WHAT TO PRODUCE
Repeat every line below exactly as it reads.

ENTRIES PROVIDED
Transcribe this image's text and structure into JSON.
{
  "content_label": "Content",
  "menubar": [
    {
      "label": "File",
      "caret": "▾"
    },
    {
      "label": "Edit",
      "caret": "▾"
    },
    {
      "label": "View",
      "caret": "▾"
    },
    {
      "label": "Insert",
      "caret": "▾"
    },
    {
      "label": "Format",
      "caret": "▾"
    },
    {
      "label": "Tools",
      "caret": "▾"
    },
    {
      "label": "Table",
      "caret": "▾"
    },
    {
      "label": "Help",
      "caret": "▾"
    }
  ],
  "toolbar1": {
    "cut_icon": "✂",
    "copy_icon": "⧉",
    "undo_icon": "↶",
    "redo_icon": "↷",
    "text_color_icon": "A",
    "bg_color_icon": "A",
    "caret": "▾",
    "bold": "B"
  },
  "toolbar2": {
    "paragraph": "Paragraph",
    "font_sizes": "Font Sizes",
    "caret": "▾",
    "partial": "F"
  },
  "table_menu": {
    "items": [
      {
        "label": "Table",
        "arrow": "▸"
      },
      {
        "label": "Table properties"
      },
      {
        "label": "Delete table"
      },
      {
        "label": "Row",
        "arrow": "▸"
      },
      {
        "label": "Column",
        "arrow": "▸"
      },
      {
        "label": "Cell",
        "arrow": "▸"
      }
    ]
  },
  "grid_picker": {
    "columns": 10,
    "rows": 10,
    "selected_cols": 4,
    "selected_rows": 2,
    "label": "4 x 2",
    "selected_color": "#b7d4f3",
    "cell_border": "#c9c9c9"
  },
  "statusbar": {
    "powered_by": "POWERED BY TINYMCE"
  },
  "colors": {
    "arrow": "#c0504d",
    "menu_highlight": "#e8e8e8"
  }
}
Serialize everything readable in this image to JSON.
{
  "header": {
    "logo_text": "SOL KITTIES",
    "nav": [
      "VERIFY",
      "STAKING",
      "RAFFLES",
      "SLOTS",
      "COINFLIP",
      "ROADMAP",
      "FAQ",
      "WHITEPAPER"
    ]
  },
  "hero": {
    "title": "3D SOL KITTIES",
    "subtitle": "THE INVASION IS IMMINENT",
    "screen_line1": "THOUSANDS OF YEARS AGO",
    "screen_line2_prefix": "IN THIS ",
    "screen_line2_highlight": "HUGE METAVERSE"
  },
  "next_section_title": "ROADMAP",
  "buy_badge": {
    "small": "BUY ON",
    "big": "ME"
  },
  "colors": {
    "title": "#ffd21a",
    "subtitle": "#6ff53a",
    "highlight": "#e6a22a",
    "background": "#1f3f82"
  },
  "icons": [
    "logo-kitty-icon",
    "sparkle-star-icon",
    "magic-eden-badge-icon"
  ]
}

EXPECTED ANSWER
Transcribe this image's text and structure into JSON.
{
  "content_label": "Content",
  "menubar": [
    {
      "label": "File",
      "caret": "▾"
    },
    {
      "label": "Edit",
      "caret": "▾"
    },
    {
      "label": "View",
      "caret": "▾"
    },
    {
      "label": "Insert",
      "caret": "▾"
    },
    {
      "label": "Format",
      "caret": "▾"
    },
    {
      "label": "Tools",
      "caret": "▾"
    },
    {
      "label": "Table",
      "caret": "▾"
    },
    {
      "label": "Help",
      "caret": "▾"
    }
  ],
  "toolbar1": {
    "cut_icon": "✂",
    "copy_icon": "⧉",
    "undo_icon": "↶",
    "redo_icon": "↷",
    "text_color_icon": "A",
    "bg_color_icon": "A",
    "caret": "▾",
    "bold": "B"
  },
  "toolbar2": {
    "paragraph": "Paragraph",
    "font_sizes": "Font Sizes",
    "caret": "▾",
    "partial": "F"
  },
  "table_menu": {
    "items": [
      {
        "label": "Table",
        "arrow": "▸"
      },
      {
        "label": "Table properties"
      },
      {
        "label": "Delete table"
      },
      {
        "label": "Row",
        "arrow": "▸"
      },
      {
        "label": "Column",
        "arrow": "▸"
      },
      {
        "label": "Cell",
        "arrow": "▸"
      }
    ]
  },
  "grid_picker": {
    "columns": 10,
    "rows": 10,
    "selected_cols": 4,
    "selected_rows": 2,
    "label": "4 x 2",
    "selected_color": "#b7d4f3",
    "cell_border": "#c9c9c9"
  },
  "statusbar": {
    "powered_by": "POWERED BY TINYMCE"
  },
  "colors": {
    "arrow": "#c0504d",
    "menu_highlight": "#e8e8e8"
  }
}
Serialize everything readable in this image to JSON.
{
  "header": {
    "logo_text": "SOL KITTIES",
    "nav": [
      "VERIFY",
      "STAKING",
      "RAFFLES",
      "SLOTS",
      "COINFLIP",
      "ROADMAP",
      "FAQ",
      "WHITEPAPER"
    ]
  },
  "hero": {
    "title": "3D SOL KITTIES",
    "subtitle": "THE INVASION IS IMMINENT",
    "screen_line1": "THOUSANDS OF YEARS AGO",
    "screen_line2_prefix": "IN THIS ",
    "screen_line2_highlight": "HUGE METAVERSE"
  },
  "next_section_title": "ROADMAP",
  "buy_badge": {
    "small": "BUY ON",
    "big": "ME"
  },
  "colors": {
    "title": "#ffd21a",
    "subtitle": "#6ff53a",
    "highlight": "#e6a22a",
    "background": "#1f3f82"
  },
  "icons": [
    "logo-kitty-icon",
    "sparkle-star-icon",
    "magic-eden-badge-icon"
  ]
}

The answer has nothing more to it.